■ Directions
Repeat every entry in the listing below, exactly.

■ Data provided
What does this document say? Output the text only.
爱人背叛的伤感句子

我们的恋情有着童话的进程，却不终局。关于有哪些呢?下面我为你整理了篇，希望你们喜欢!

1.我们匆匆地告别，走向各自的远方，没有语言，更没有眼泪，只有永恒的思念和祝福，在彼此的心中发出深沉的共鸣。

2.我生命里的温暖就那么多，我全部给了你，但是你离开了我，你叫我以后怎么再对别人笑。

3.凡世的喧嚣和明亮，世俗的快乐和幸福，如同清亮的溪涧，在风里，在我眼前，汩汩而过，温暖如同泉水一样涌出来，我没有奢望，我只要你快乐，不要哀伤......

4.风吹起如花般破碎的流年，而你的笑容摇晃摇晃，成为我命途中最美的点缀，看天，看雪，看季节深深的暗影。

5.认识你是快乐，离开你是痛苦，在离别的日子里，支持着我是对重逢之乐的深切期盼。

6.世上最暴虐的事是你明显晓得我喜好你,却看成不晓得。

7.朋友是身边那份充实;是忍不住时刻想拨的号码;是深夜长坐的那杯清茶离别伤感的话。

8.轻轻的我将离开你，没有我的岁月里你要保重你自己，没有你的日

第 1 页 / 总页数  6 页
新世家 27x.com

■ Correct response
What does this document say? Output the text only.
爱人背叛的伤感句子

我们的恋情有着童话的进程，却不终局。关于有哪些呢?下面我为你整理了篇，希望你们喜欢!

1.我们匆匆地告别，走向各自的远方，没有语言，更没有眼泪，只有永恒的思念和祝福，在彼此的心中发出深沉的共鸣。

2.我生命里的温暖就那么多，我全部给了你，但是你离开了我，你叫我以后怎么再对别人笑。

3.凡世的喧嚣和明亮，世俗的快乐和幸福，如同清亮的溪涧，在风里，在我眼前，汩汩而过，温暖如同泉水一样涌出来，我没有奢望，我只要你快乐，不要哀伤......

4.风吹起如花般破碎的流年，而你的笑容摇晃摇晃，成为我命途中最美的点缀，看天，看雪，看季节深深的暗影。

5.认识你是快乐，离开你是痛苦，在离别的日子里，支持着我是对重逢之乐的深切期盼。

6.世上最暴虐的事是你明显晓得我喜好你,却看成不晓得。

7.朋友是身边那份充实;是忍不住时刻想拨的号码;是深夜长坐的那杯清茶离别伤感的话。

8.轻轻的我将离开你，没有我的岁月里你要保重你自己，没有你的日

第 1 页 / 总页数  6 页
新世家 27x.com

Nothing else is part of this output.